What to produce:
Please retype the data in full and exactly; the pictures are not part of the copy.

(Stored data entries)
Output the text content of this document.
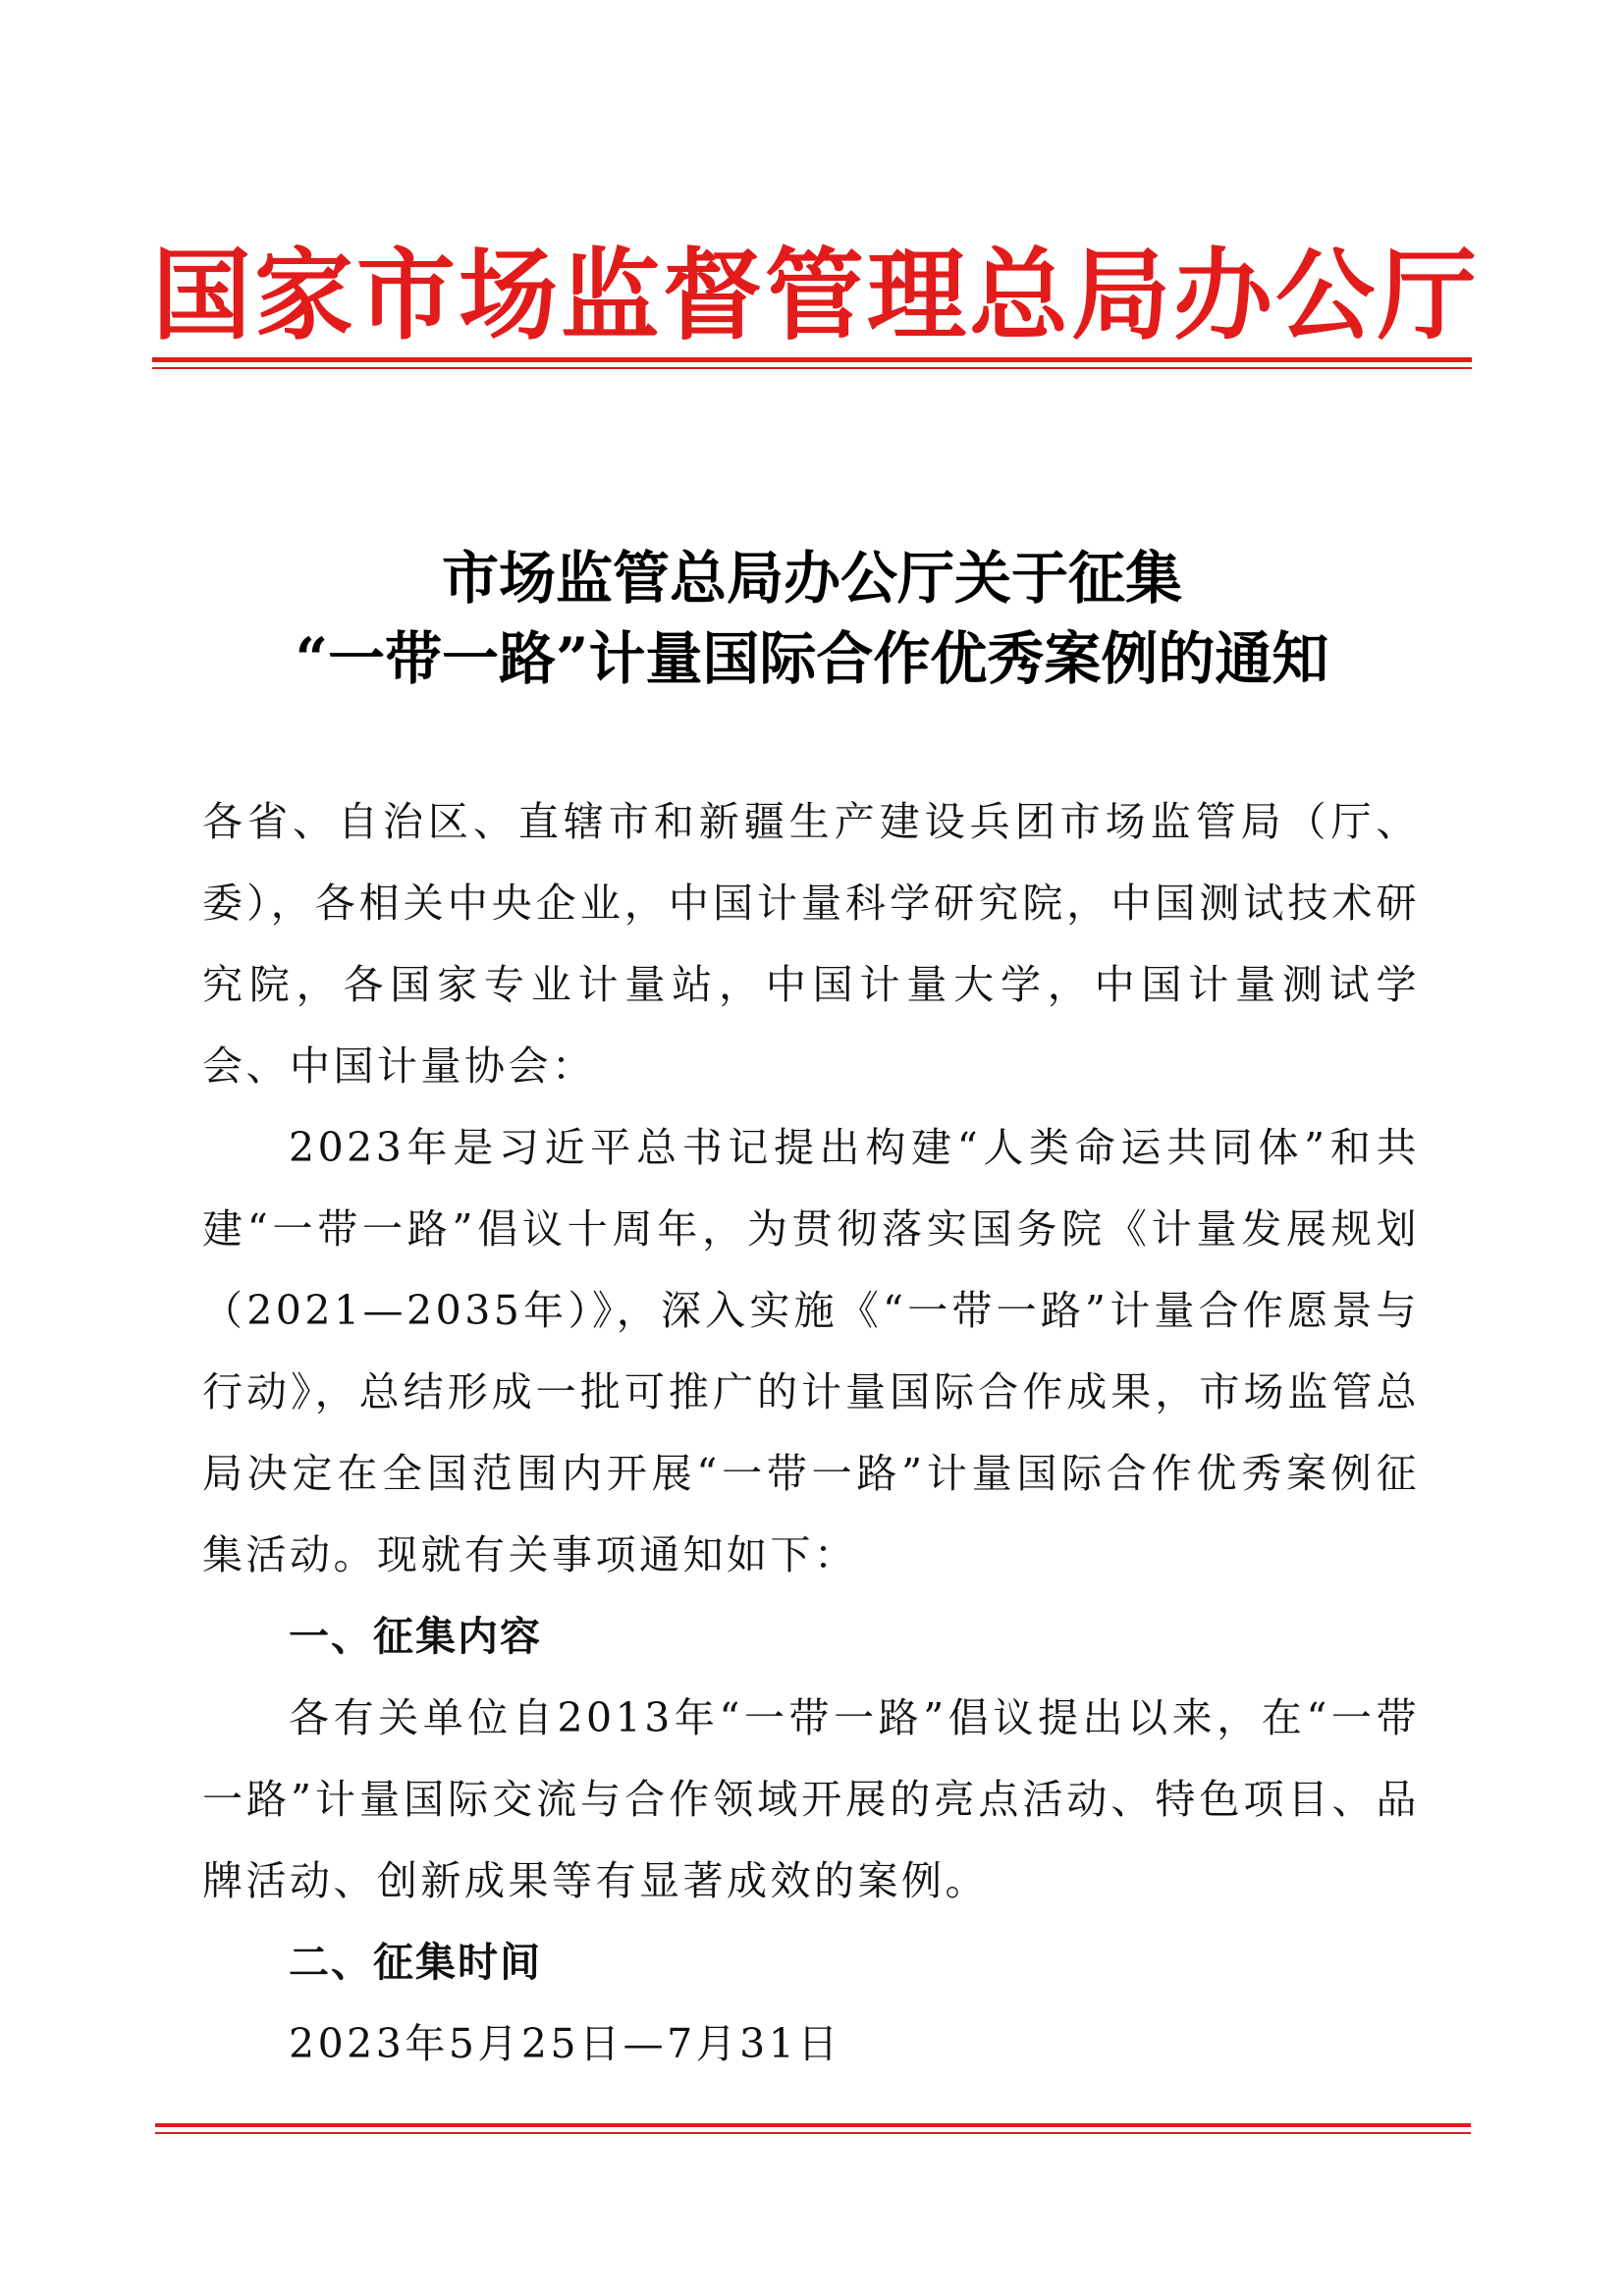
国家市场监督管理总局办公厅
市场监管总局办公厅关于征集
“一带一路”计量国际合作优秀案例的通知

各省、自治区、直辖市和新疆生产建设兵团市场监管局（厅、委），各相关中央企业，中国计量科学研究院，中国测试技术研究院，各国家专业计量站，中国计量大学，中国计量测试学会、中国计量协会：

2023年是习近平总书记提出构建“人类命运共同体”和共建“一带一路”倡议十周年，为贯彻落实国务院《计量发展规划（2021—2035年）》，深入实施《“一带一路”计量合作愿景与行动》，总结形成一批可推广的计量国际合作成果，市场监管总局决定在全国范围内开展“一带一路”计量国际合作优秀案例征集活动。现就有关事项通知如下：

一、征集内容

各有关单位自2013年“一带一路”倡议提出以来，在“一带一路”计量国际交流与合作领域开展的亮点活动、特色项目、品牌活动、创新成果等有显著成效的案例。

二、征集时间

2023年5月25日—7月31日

Response below:
Output the text content of this document.
国家市场监督管理总局办公厅
市场监管总局办公厅关于征集
“一带一路”计量国际合作优秀案例的通知

各省、自治区、直辖市和新疆生产建设兵团市场监管局（厅、委），各相关中央企业，中国计量科学研究院，中国测试技术研究院，各国家专业计量站，中国计量大学，中国计量测试学会、中国计量协会：

2023年是习近平总书记提出构建“人类命运共同体”和共建“一带一路”倡议十周年，为贯彻落实国务院《计量发展规划（2021—2035年）》，深入实施《“一带一路”计量合作愿景与行动》，总结形成一批可推广的计量国际合作成果，市场监管总局决定在全国范围内开展“一带一路”计量国际合作优秀案例征集活动。现就有关事项通知如下：

一、征集内容

各有关单位自2013年“一带一路”倡议提出以来，在“一带一路”计量国际交流与合作领域开展的亮点活动、特色项目、品牌活动、创新成果等有显著成效的案例。

二、征集时间

2023年5月25日—7月31日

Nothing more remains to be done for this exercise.